* **THE PROBLEM**: Rewrite all of the lines below, replacing every "legend-entry" with "legend-item" and leaving everything else unchanged. Omit the pictures from your answer.

* **EXTRACTED MATERIAL**:

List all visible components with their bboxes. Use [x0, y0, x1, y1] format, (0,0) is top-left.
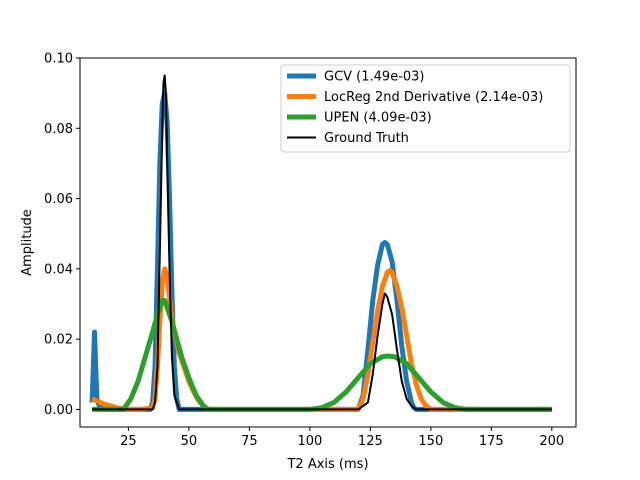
y-tick-label: 0.06: [44, 192, 73, 207]
x-tick-label: 75: [241, 434, 258, 449]
x-tick-label: 100: [297, 434, 322, 449]
y-tick-label: 0.08: [44, 122, 73, 137]
legend-label-0: GCV (1.49e-03): [324, 70, 425, 85]
x-tick-label: 150: [418, 434, 443, 449]
plot-frame: [79, 57, 577, 428]
x-axis-label: T2 Axis (ms): [286, 457, 368, 472]
x-tick-label: 125: [358, 434, 383, 449]
series-layer: [89, 74, 552, 412]
x-tick-label: 25: [120, 434, 137, 449]
legend-label-2: UPEN (4.09e-03): [324, 111, 432, 126]
x-tick-label: 50: [181, 434, 198, 449]
y-tick-label: 0.04: [44, 262, 73, 277]
series-line-3: [92, 74, 552, 411]
y-axis-label: Amplitude: [20, 209, 35, 276]
y-tick-label: 0.00: [44, 403, 73, 418]
legend-box: [280, 64, 571, 153]
legend-label-3: Ground Truth: [324, 131, 409, 146]
y-tick-label: 0.10: [44, 52, 73, 67]
x-tick-label: 175: [479, 434, 504, 449]
x-tick-label: 200: [539, 434, 564, 449]
y-tick-label: 0.02: [44, 333, 73, 348]
legend: GCV (1.49e-03) LocReg 2nd Derivative (2.1…: [280, 64, 571, 153]
ticks-layer: 25 50 75 100 125 150 175 200 0.00 0.02 0.04 0.06 0.0…: [44, 52, 564, 450]
legend-label-1: LocReg 2nd Derivative (2.14e-03): [324, 90, 543, 105]
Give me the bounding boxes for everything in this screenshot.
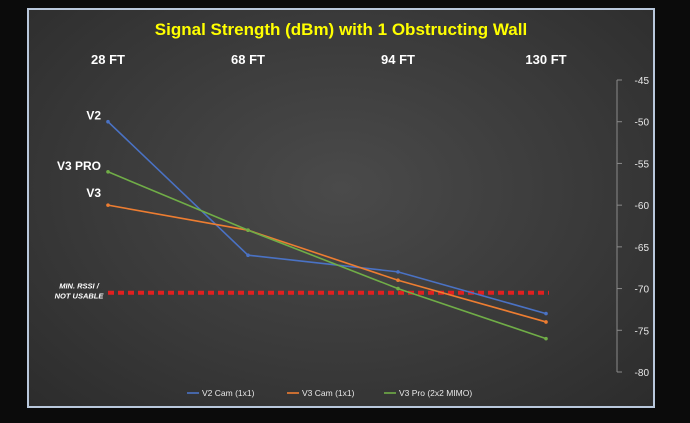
series-line-v2-cam-1x1 bbox=[107, 121, 547, 315]
y-tick-label: -80 bbox=[635, 368, 650, 379]
data-point-v3-pro-2x2-mimo bbox=[544, 336, 548, 341]
legend-entry: V3 Pro (2x2 MIMO) bbox=[399, 388, 472, 398]
legend: V2 Cam (1x1) V3 Cam (1x1) V3 Pro (2x2 MIMO… bbox=[187, 388, 472, 398]
data-point-v3-cam-1x1 bbox=[396, 278, 400, 283]
series-start-label: V3 bbox=[86, 186, 101, 200]
x-tick-label: 68 FT bbox=[231, 52, 265, 67]
legend-entry: V2 Cam (1x1) bbox=[202, 388, 255, 398]
y-tick-label: -75 bbox=[635, 326, 650, 337]
x-tick-label: 130 FT bbox=[525, 52, 566, 67]
y-tick-label: -65 bbox=[635, 243, 650, 254]
x-tick-label: 94 FT bbox=[381, 52, 415, 67]
legend-entry: V3 Cam (1x1) bbox=[302, 388, 355, 398]
data-point-v3-cam-1x1 bbox=[106, 203, 110, 207]
data-point-v2-cam-1x1 bbox=[544, 311, 548, 316]
series-start-label: V3 PRO bbox=[57, 159, 101, 173]
y-tick-label: -70 bbox=[635, 285, 650, 296]
data-point-v3-pro-2x2-mimo bbox=[396, 286, 400, 291]
series-start-labels: V2 V3 PRO V3 bbox=[57, 109, 101, 200]
series-line-v3-pro-2x2-mimo bbox=[107, 171, 547, 340]
y-tick-label: -55 bbox=[635, 159, 650, 170]
y-tick-label: -50 bbox=[635, 118, 650, 129]
chart-slide: Signal Strength (dBm) with 1 Obstructing… bbox=[27, 8, 655, 408]
x-tick-label: 28 FT bbox=[91, 52, 125, 67]
data-point-v2-cam-1x1 bbox=[396, 270, 400, 274]
threshold-line: MIN. RSSI / NOT USABLE bbox=[55, 282, 549, 301]
series-start-label: V2 bbox=[86, 109, 101, 123]
series-line-v3-cam-1x1 bbox=[107, 204, 547, 323]
line-chart: Signal Strength (dBm) with 1 Obstructing… bbox=[55, 20, 650, 398]
data-point-v3-pro-2x2-mimo bbox=[106, 169, 110, 174]
threshold-label: MIN. RSSI / NOT USABLE bbox=[55, 282, 105, 301]
data-point-v2-cam-1x1 bbox=[106, 119, 110, 124]
data-point-v2-cam-1x1 bbox=[246, 253, 250, 257]
data-point-v3-cam-1x1 bbox=[544, 320, 548, 324]
x-axis-labels: 28 FT 68 FT 94 FT 130 FT bbox=[91, 52, 567, 67]
y-axis: -45 -50 -55 -60 -65 -70 -75 -80 bbox=[616, 76, 650, 379]
series-lines bbox=[106, 119, 548, 341]
y-tick-label: -45 bbox=[635, 76, 650, 87]
chart-title: Signal Strength (dBm) with 1 Obstructing… bbox=[155, 20, 527, 39]
threshold-label-line: MIN. RSSI / bbox=[59, 282, 100, 291]
y-tick-label: -60 bbox=[635, 201, 650, 212]
data-point-v3-pro-2x2-mimo bbox=[246, 228, 250, 232]
threshold-label-line: NOT USABLE bbox=[55, 292, 105, 301]
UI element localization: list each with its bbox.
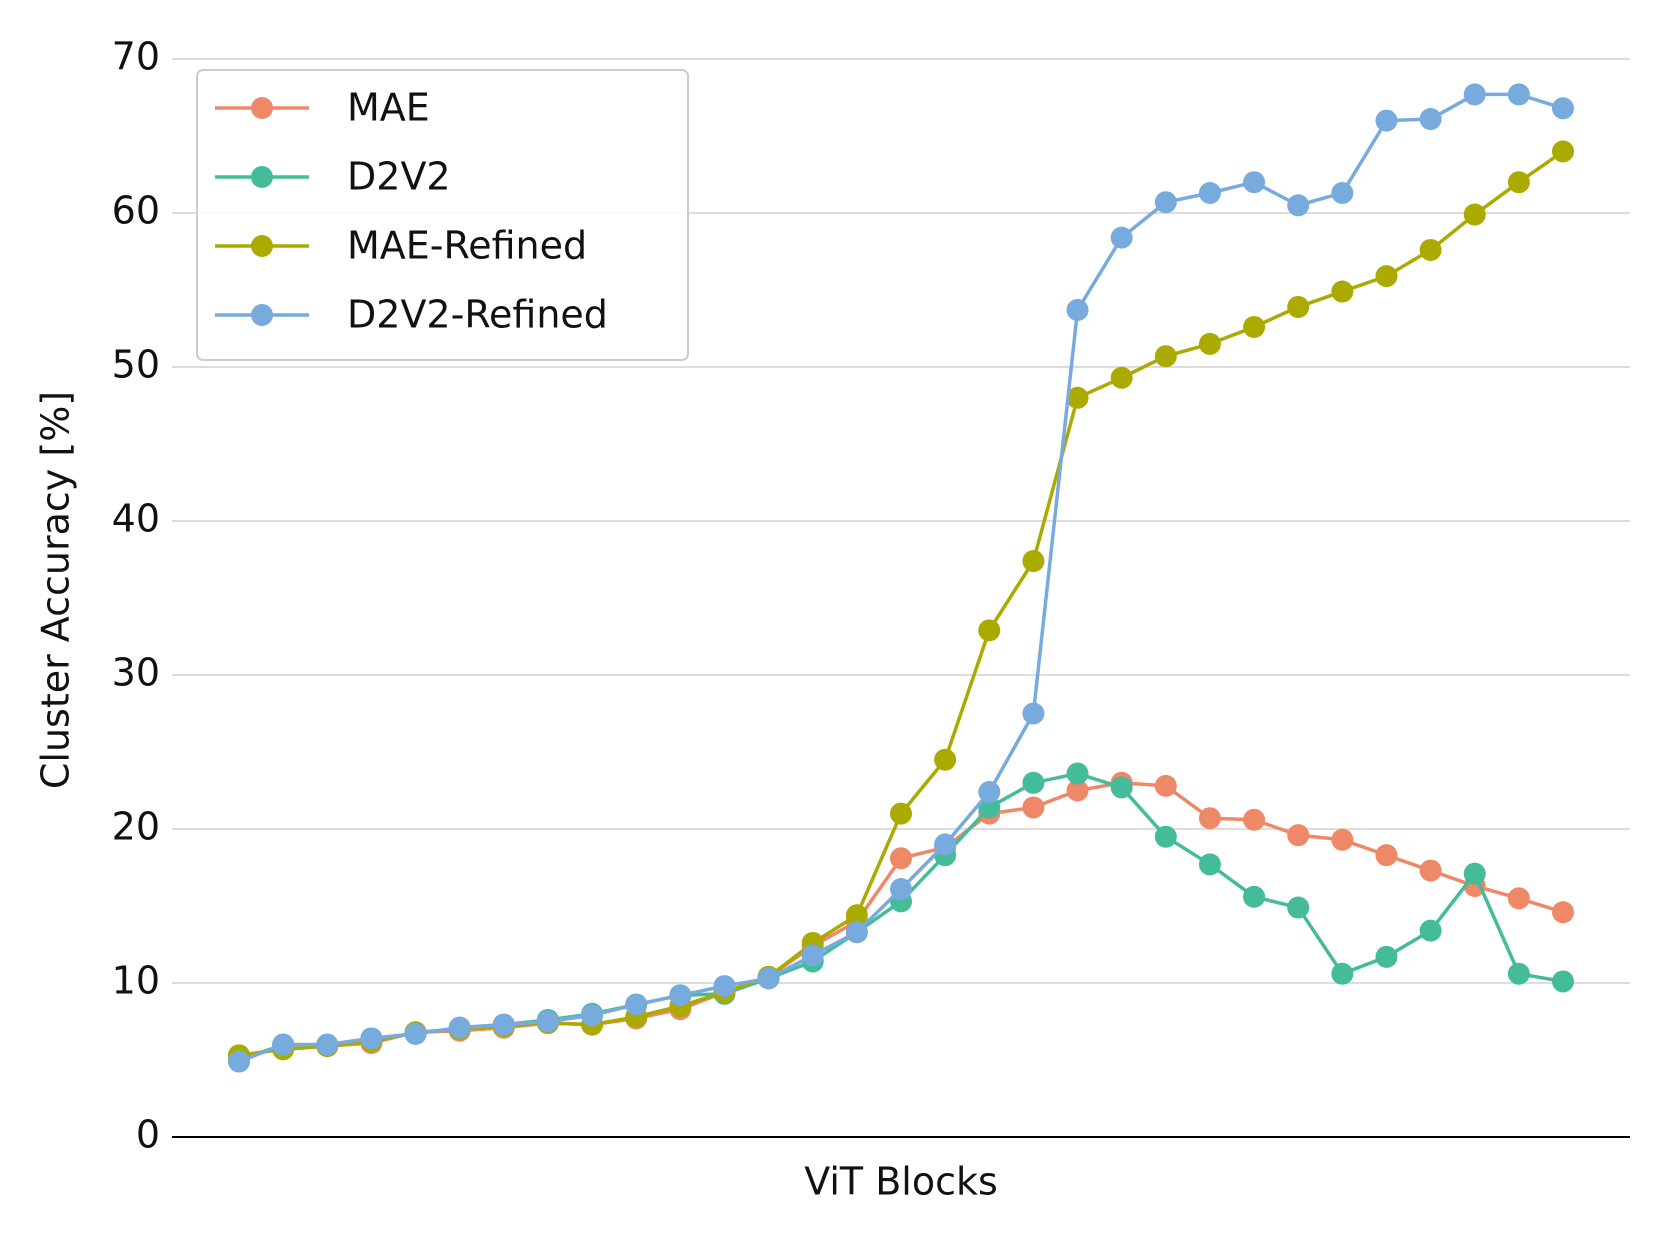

* **SOLUTION TO THIS TASK**:
List all visible components with their bboxes. Use [x0, y0, x1, y1] format, (0,0) is top-left.
y-tick-label: 0.06: [44, 192, 73, 207]
x-tick-label: 75: [241, 434, 258, 449]
x-tick-label: 100: [297, 434, 322, 449]
y-tick-label: 0.08: [44, 122, 73, 137]
legend-label-0: GCV (1.49e-03): [324, 70, 425, 85]
x-tick-label: 150: [418, 434, 443, 449]
plot-frame: [79, 57, 577, 428]
x-axis-label: T2 Axis (ms): [286, 457, 368, 472]
x-tick-label: 125: [358, 434, 383, 449]
series-layer: [89, 74, 552, 412]
x-tick-label: 25: [120, 434, 137, 449]
legend-label-2: UPEN (4.09e-03): [324, 111, 432, 126]
x-tick-label: 50: [181, 434, 198, 449]
y-tick-label: 0.04: [44, 262, 73, 277]
series-line-3: [92, 74, 552, 411]
y-axis-label: Amplitude: [20, 209, 35, 276]
y-tick-label: 0.00: [44, 403, 73, 418]
legend-box: [280, 64, 571, 153]
legend-label-3: Ground Truth: [324, 131, 409, 146]
y-tick-label: 0.10: [44, 52, 73, 67]
x-tick-label: 175: [479, 434, 504, 449]
x-tick-label: 200: [539, 434, 564, 449]
y-tick-label: 0.02: [44, 333, 73, 348]
legend: GCV (1.49e-03) LocReg 2nd Derivative (2.1…: [280, 64, 571, 153]
ticks-layer: 25 50 75 100 125 150 175 200 0.00 0.02 0.04 0.06 0.0…: [44, 52, 564, 450]
legend-label-1: LocReg 2nd Derivative (2.14e-03): [324, 90, 543, 105]
Give me the bounding boxes for everything in this screenshot.
series-line-v2-cam-1x1 bbox=[107, 121, 547, 315]
y-tick-label: -80 bbox=[635, 368, 650, 379]
data-point-v3-pro-2x2-mimo bbox=[544, 336, 548, 341]
legend-item: V3 Pro (2x2 MIMO) bbox=[399, 388, 472, 398]
legend: V2 Cam (1x1) V3 Cam (1x1) V3 Pro (2x2 MIMO… bbox=[187, 388, 472, 398]
data-point-v3-cam-1x1 bbox=[396, 278, 400, 283]
series-start-label: V3 bbox=[86, 186, 101, 200]
x-tick-label: 68 FT bbox=[231, 52, 265, 67]
legend-item: V2 Cam (1x1) bbox=[202, 388, 255, 398]
y-tick-label: -75 bbox=[635, 326, 650, 337]
x-tick-label: 130 FT bbox=[525, 52, 566, 67]
y-tick-label: -65 bbox=[635, 243, 650, 254]
x-tick-label: 94 FT bbox=[381, 52, 415, 67]
legend-item: V3 Cam (1x1) bbox=[302, 388, 355, 398]
data-point-v3-cam-1x1 bbox=[106, 203, 110, 207]
data-point-v2-cam-1x1 bbox=[544, 311, 548, 316]
series-start-label: V3 PRO bbox=[57, 159, 101, 173]
y-tick-label: -70 bbox=[635, 285, 650, 296]
data-point-v3-pro-2x2-mimo bbox=[396, 286, 400, 291]
series-start-labels: V2 V3 PRO V3 bbox=[57, 109, 101, 200]
series-line-v3-pro-2x2-mimo bbox=[107, 171, 547, 340]
y-tick-label: -55 bbox=[635, 159, 650, 170]
y-tick-label: -50 bbox=[635, 118, 650, 129]
chart-slide: Signal Strength (dBm) with 1 Obstructing… bbox=[27, 8, 655, 408]
x-tick-label: 28 FT bbox=[91, 52, 125, 67]
data-point-v2-cam-1x1 bbox=[396, 270, 400, 274]
threshold-line: MIN. RSSI / NOT USABLE bbox=[55, 282, 549, 301]
series-start-label: V2 bbox=[86, 109, 101, 123]
series-line-v3-cam-1x1 bbox=[107, 204, 547, 323]
line-chart: Signal Strength (dBm) with 1 Obstructing… bbox=[55, 20, 650, 398]
data-point-v3-pro-2x2-mimo bbox=[106, 169, 110, 174]
threshold-label: MIN. RSSI / NOT USABLE bbox=[55, 282, 105, 301]
data-point-v2-cam-1x1 bbox=[106, 119, 110, 124]
data-point-v2-cam-1x1 bbox=[246, 253, 250, 257]
data-point-v3-cam-1x1 bbox=[544, 320, 548, 324]
x-axis-labels: 28 FT 68 FT 94 FT 130 FT bbox=[91, 52, 567, 67]
y-axis: -45 -50 -55 -60 -65 -70 -75 -80 bbox=[616, 76, 650, 379]
series-lines bbox=[106, 119, 548, 341]
y-tick-label: -45 bbox=[635, 76, 650, 87]
chart-title: Signal Strength (dBm) with 1 Obstructing… bbox=[155, 20, 527, 39]
threshold-label-line: MIN. RSSI / bbox=[59, 282, 100, 291]
y-tick-label: -60 bbox=[635, 201, 650, 212]
data-point-v3-pro-2x2-mimo bbox=[246, 228, 250, 232]
threshold-label-line: NOT USABLE bbox=[55, 292, 105, 301]
UI element localization: list each with its bbox.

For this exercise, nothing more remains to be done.